(Data tied to figure images)
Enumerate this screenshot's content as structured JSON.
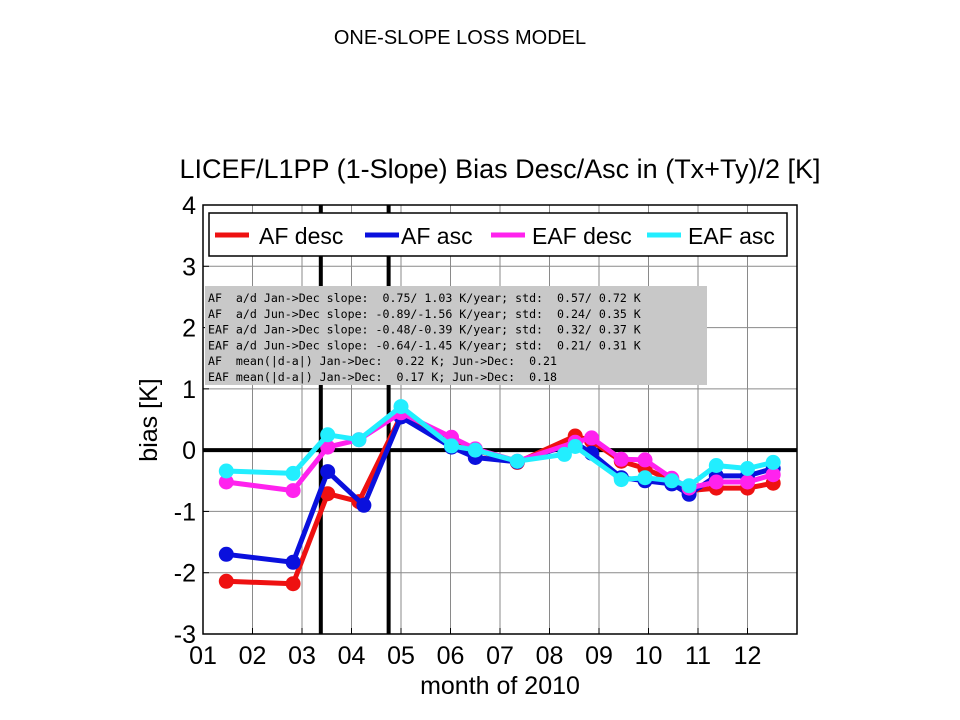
{
  "slide": {
    "title": "ONE-SLOPE LOSS MODEL"
  },
  "chart_data": {
    "type": "line",
    "title": "LICEF/L1PP (1-Slope) Bias Desc/Asc in (Tx+Ty)/2 [K]",
    "xlabel": "month of 2010",
    "ylabel": "bias [K]",
    "xlim": [
      1,
      13
    ],
    "ylim": [
      -3,
      4
    ],
    "xticks": [
      1,
      2,
      3,
      4,
      5,
      6,
      7,
      8,
      9,
      10,
      11,
      12
    ],
    "xtick_labels": [
      "01",
      "02",
      "03",
      "04",
      "05",
      "06",
      "07",
      "08",
      "09",
      "10",
      "11",
      "12"
    ],
    "yticks": [
      -3,
      -2,
      -1,
      0,
      1,
      2,
      3,
      4
    ],
    "ytick_labels": [
      "-3",
      "-2",
      "-1",
      "0",
      "1",
      "2",
      "3",
      "4"
    ],
    "grid": true,
    "legend_position": "top",
    "reference_lines": {
      "horizontal_y": 0,
      "vertical_x": [
        3.38,
        4.75
      ]
    },
    "series": [
      {
        "name": "AF desc",
        "color": "#ee1111",
        "x": [
          1.47,
          2.82,
          3.52,
          4.15,
          5.0,
          6.02,
          6.5,
          7.35,
          8.52,
          8.85,
          9.45,
          9.93,
          10.47,
          10.82,
          11.37,
          12.0,
          12.52
        ],
        "y": [
          -2.14,
          -2.18,
          -0.71,
          -0.84,
          0.56,
          0.13,
          0.0,
          -0.2,
          0.23,
          0.15,
          -0.18,
          -0.3,
          -0.5,
          -0.66,
          -0.62,
          -0.62,
          -0.54
        ]
      },
      {
        "name": "AF asc",
        "color": "#0a10dd",
        "x": [
          1.47,
          2.82,
          3.52,
          4.25,
          5.0,
          6.02,
          6.5,
          7.35,
          8.52,
          8.85,
          9.45,
          9.93,
          10.47,
          10.82,
          11.37,
          12.0,
          12.52
        ],
        "y": [
          -1.7,
          -1.83,
          -0.35,
          -0.9,
          0.54,
          0.05,
          -0.12,
          -0.19,
          0.12,
          -0.05,
          -0.45,
          -0.5,
          -0.55,
          -0.72,
          -0.42,
          -0.42,
          -0.3
        ]
      },
      {
        "name": "EAF desc",
        "color": "#ff22ee",
        "x": [
          1.47,
          2.82,
          3.52,
          4.15,
          5.0,
          6.02,
          6.5,
          7.35,
          8.52,
          8.85,
          9.45,
          9.93,
          10.47,
          10.82,
          11.37,
          12.0,
          12.52
        ],
        "y": [
          -0.52,
          -0.66,
          0.05,
          0.17,
          0.61,
          0.21,
          0.02,
          -0.18,
          0.13,
          0.2,
          -0.15,
          -0.16,
          -0.46,
          -0.62,
          -0.52,
          -0.52,
          -0.4
        ]
      },
      {
        "name": "EAF asc",
        "color": "#22eeff",
        "x": [
          1.47,
          2.82,
          3.52,
          4.15,
          5.0,
          6.02,
          6.5,
          7.35,
          8.3,
          8.52,
          9.45,
          9.93,
          10.47,
          10.82,
          11.37,
          12.0,
          12.52
        ],
        "y": [
          -0.34,
          -0.38,
          0.25,
          0.17,
          0.71,
          0.07,
          0.0,
          -0.18,
          -0.07,
          0.06,
          -0.48,
          -0.45,
          -0.5,
          -0.58,
          -0.25,
          -0.3,
          -0.2
        ]
      }
    ],
    "annotation_lines": [
      "AF  a/d Jan->Dec slope:  0.75/ 1.03 K/year; std:  0.57/ 0.72 K",
      "AF  a/d Jun->Dec slope: -0.89/-1.56 K/year; std:  0.24/ 0.35 K",
      "EAF a/d Jan->Dec slope: -0.48/-0.39 K/year; std:  0.32/ 0.37 K",
      "EAF a/d Jun->Dec slope: -0.64/-1.45 K/year; std:  0.21/ 0.31 K",
      "AF  mean(|d-a|) Jan->Dec:  0.22 K; Jun->Dec:  0.21",
      "EAF mean(|d-a|) Jan->Dec:  0.17 K; Jun->Dec:  0.18"
    ]
  }
}
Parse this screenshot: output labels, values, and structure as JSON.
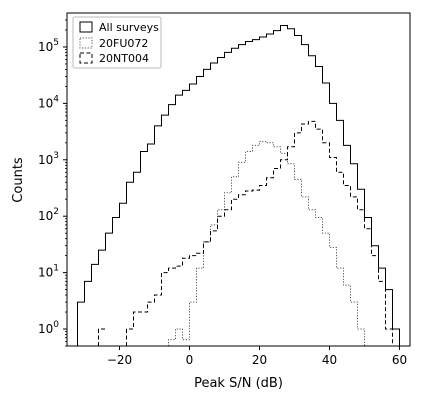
{
  "chart_data": {
    "type": "step-histogram",
    "xlabel": "Peak S/N (dB)",
    "ylabel": "Counts",
    "yscale": "log",
    "xlim": [
      -35,
      63
    ],
    "ylim": [
      0.5,
      400000
    ],
    "xticks": [
      -20,
      0,
      20,
      40,
      60
    ],
    "xtick_labels": [
      "−20",
      "0",
      "20",
      "40",
      "60"
    ],
    "yticks": [
      1,
      10,
      100,
      1000,
      10000,
      100000
    ],
    "ytick_labels": [
      {
        "base": "10",
        "exp": "0"
      },
      {
        "base": "10",
        "exp": "1"
      },
      {
        "base": "10",
        "exp": "2"
      },
      {
        "base": "10",
        "exp": "3"
      },
      {
        "base": "10",
        "exp": "4"
      },
      {
        "base": "10",
        "exp": "5"
      }
    ],
    "bin_width": 2,
    "legend_position": "top-left",
    "series": [
      {
        "name": "All surveys",
        "style": "solid",
        "color": "#000000",
        "bins": [
          [
            -31,
            3
          ],
          [
            -29,
            7
          ],
          [
            -27,
            14
          ],
          [
            -25,
            25
          ],
          [
            -23,
            50
          ],
          [
            -21,
            95
          ],
          [
            -19,
            170
          ],
          [
            -17,
            400
          ],
          [
            -15,
            600
          ],
          [
            -13,
            1400
          ],
          [
            -11,
            1900
          ],
          [
            -9,
            4000
          ],
          [
            -7,
            6200
          ],
          [
            -5,
            9500
          ],
          [
            -3,
            14000
          ],
          [
            -1,
            17000
          ],
          [
            1,
            22000
          ],
          [
            3,
            30000
          ],
          [
            5,
            40000
          ],
          [
            7,
            52000
          ],
          [
            9,
            65000
          ],
          [
            11,
            80000
          ],
          [
            13,
            95000
          ],
          [
            15,
            110000
          ],
          [
            17,
            125000
          ],
          [
            19,
            135000
          ],
          [
            21,
            150000
          ],
          [
            23,
            170000
          ],
          [
            25,
            195000
          ],
          [
            27,
            240000
          ],
          [
            29,
            210000
          ],
          [
            31,
            160000
          ],
          [
            33,
            110000
          ],
          [
            35,
            70000
          ],
          [
            37,
            45000
          ],
          [
            39,
            23000
          ],
          [
            41,
            10000
          ],
          [
            43,
            5000
          ],
          [
            45,
            1800
          ],
          [
            47,
            850
          ],
          [
            49,
            300
          ],
          [
            51,
            95
          ],
          [
            53,
            30
          ],
          [
            55,
            12
          ],
          [
            57,
            5
          ],
          [
            59,
            1
          ]
        ]
      },
      {
        "name": "20FU072",
        "style": "dotted",
        "color": "#555555",
        "bins": [
          [
            -5,
            0.65
          ],
          [
            -3,
            1
          ],
          [
            -1,
            0.65
          ],
          [
            1,
            3
          ],
          [
            3,
            12
          ],
          [
            5,
            35
          ],
          [
            7,
            70
          ],
          [
            9,
            130
          ],
          [
            11,
            260
          ],
          [
            13,
            500
          ],
          [
            15,
            900
          ],
          [
            17,
            1400
          ],
          [
            19,
            1800
          ],
          [
            21,
            2100
          ],
          [
            23,
            2000
          ],
          [
            25,
            1700
          ],
          [
            27,
            1300
          ],
          [
            29,
            850
          ],
          [
            31,
            450
          ],
          [
            33,
            220
          ],
          [
            35,
            130
          ],
          [
            37,
            95
          ],
          [
            39,
            50
          ],
          [
            41,
            28
          ],
          [
            43,
            12
          ],
          [
            45,
            6
          ],
          [
            47,
            3
          ],
          [
            49,
            1
          ]
        ]
      },
      {
        "name": "20NT004",
        "style": "dashed",
        "color": "#000000",
        "bins": [
          [
            -25,
            1
          ],
          [
            -17,
            1
          ],
          [
            -15,
            2
          ],
          [
            -13,
            2
          ],
          [
            -11,
            3
          ],
          [
            -9,
            4
          ],
          [
            -7,
            10
          ],
          [
            -5,
            12
          ],
          [
            -3,
            13
          ],
          [
            -1,
            18
          ],
          [
            1,
            20
          ],
          [
            3,
            22
          ],
          [
            5,
            35
          ],
          [
            7,
            55
          ],
          [
            9,
            100
          ],
          [
            11,
            130
          ],
          [
            13,
            200
          ],
          [
            15,
            240
          ],
          [
            17,
            280
          ],
          [
            19,
            290
          ],
          [
            21,
            350
          ],
          [
            23,
            480
          ],
          [
            25,
            700
          ],
          [
            27,
            1000
          ],
          [
            29,
            1700
          ],
          [
            31,
            3000
          ],
          [
            33,
            4300
          ],
          [
            35,
            4800
          ],
          [
            37,
            3500
          ],
          [
            39,
            2000
          ],
          [
            41,
            1100
          ],
          [
            43,
            600
          ],
          [
            45,
            350
          ],
          [
            47,
            220
          ],
          [
            49,
            130
          ],
          [
            51,
            60
          ],
          [
            53,
            20
          ],
          [
            55,
            7
          ],
          [
            57,
            1
          ]
        ]
      }
    ]
  }
}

• What to do
Give the count of lines in the listing that hold the word "title", with no other text.

• Worked answer
2